Metin:
◇ ◇ ◇ ◇ ◇

Abaküs Yazılım
7. Hukuk Dairesi
Esas No: 2015/14373
Karar No: 2015/7729
Karar Tarihi: 30.4.2015

Yargıtay 7. Hukuk Dairesi 2015/14373 Esas 2015/7729 Karar Sayılı İlamı

Özet:


Davacı işçi ve iş arkadaşları, işverenleri tarafından işten çıkartılmış gibi gösterilerek daha az ücret ödenmek istendiğini iddia ederek fark işçilik ücretlerini talep etmişlerdir. Mahkeme ise, iş sözleşmelerinin aslen feshedilmediği ve çıktı-girdi işlemi yapıldığı ancak davacının rızasının olmadığına dair yeterli delil bulunmadığını belirterek davanın kabulüne karar vermiştir. Ancak Yargıtay'ın kararına göre, davacı işçi yeni iş sözleşmesi imzalayarak çalışma şartlarını kabul etmiş ve fark işçilik ücreti talebinde bulunamaz. Bu nedenle mahkeme kararı bozulmuş ve davanın reddedilmesi gerektiği belirtilmiştir. Kanun maddeleri olarak ise, dava konusu işlemler 1475 sayılı Kanunun yürürlükte olduğu dönemde gerçekleşmiş olup, anılan kanunda 4857 sayılı Kanunun 22. maddesini karşılayacak bir düzenleme bulunmamaktadır.
7. Hukuk Dairesi         2015/14373 E.  ,  2015/7729 K.

    "İçtihat Metni"

    Asliye Hukuk Mahkemesi
    (İş Mahkemesi Sıfatıyla)
    Dava Türü : Alacak




    Taraflar arasındaki alacak davasının yapılan yargılaması sonunda; hüküm süresi içinde duruşmalı olarak davalı vekili tarafından temyiz edilmiş ise de; duruşma gününün taraflara tebliği için davetiyeye yapıştırılacak posta pulu bulunmadığından duruşma isteğinin reddine ve incelemenin evrak üzerinde yapılmasına karar verildikten sonra dosya incelendi, gereği görüşüldü:
    Davacı vekili, davacı işçi ve bir kısım iş arkadaşlarının kayden işten çıkışlarının yapılarak tekrar işe alınmış gibi gösterildiklerini ve bu işlem sonrası işçilik ücretlerinde indirme gidildiğini, çalışmanın kesintiye uğramadığını,yapılan işte değişiklik olmadığını, söz konusu işlemlerin davacı ve arkadaşlarına daha az ücret ödemek için yapılan işlemler olduğunu belirterek fark işçilik ücretlerinin hüküm altına alınmasını talep etmiştir.
    Davalı vekili; yaşanan ekonomik kriz sebebiyle tasarruf tedbirleri uygulamak zorunda kaldıklarını bu bağlamda diğer işçilerden çok daha fazla ücret alan işçilerin işten çıkartılarak daha az ücret alan işçilerle üretime devam edilmek zorunda kalındığını, davacının da anılan sebeple akdinin feshedildiğini ve kendisine kıdem tazminatı ödemesi yapıldığını, davacının fesihten sonra daha az ücretle çalışmaya razı olduğunu ve yeni bir iş başvurusunda bulunduğunu bu başvurusu üzerine davacı ile yeni bir iş sözleşmesi imzalandığını bu nedenle davacının fark işçilik ücretine hak kazanmayacağını beyanla davanın reddini savunmuştur.

◇ ◇ ◇ ◇ ◇

Mevcut veriler:
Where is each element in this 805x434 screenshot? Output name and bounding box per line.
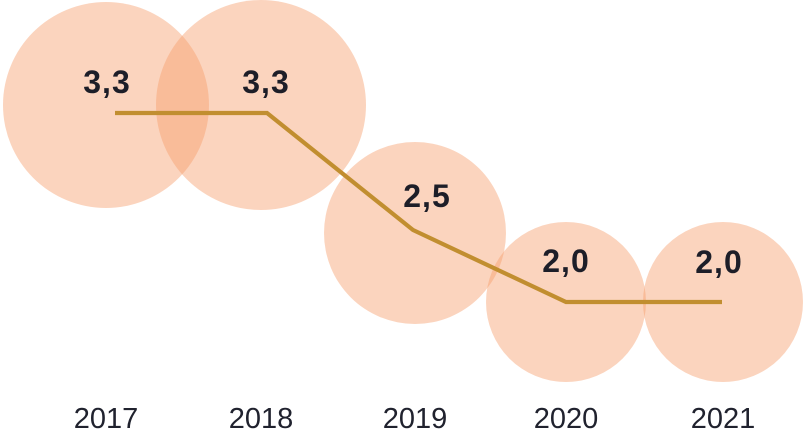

◇ ◇ ◇ ◇ ◇

Yargıtay kararında "Davacı işçi ve iş" sözleriyle başlayıp "bir düzenleme bulunmamaktadır." sözleriyle biten kısmı aynen aktarın.

Sonuç aşağıda:
Davacı işçi ve iş arkadaşları, işverenleri tarafından işten çıkartılmış gibi gösterilerek daha az ücret ödenmek istendiğini iddia ederek fark işçilik ücretlerini talep etmişlerdir. Mahkeme ise, iş sözleşmelerinin aslen feshedilmediği ve çıktı-girdi işlemi yapıldığı ancak davacının rızasının olmadığına dair yeterli delil bulunmadığını belirterek davanın kabulüne karar vermiştir. Ancak Yargıtay'ın kararına göre, davacı işçi yeni iş sözleşmesi imzalayarak çalışma şartlarını kabul etmiş ve fark işçilik ücreti talebinde bulunamaz. Bu nedenle mahkeme kararı bozulmuş ve davanın reddedilmesi gerektiği belirtilmiştir. Kanun maddeleri olarak ise, dava konusu işlemler 1475 sayılı Kanunun yürürlükte olduğu dönemde gerçekleşmiş olup, anılan kanunda 4857 sayılı Kanunun 22. maddesini karşılayacak bir düzenleme bulunmamaktadır.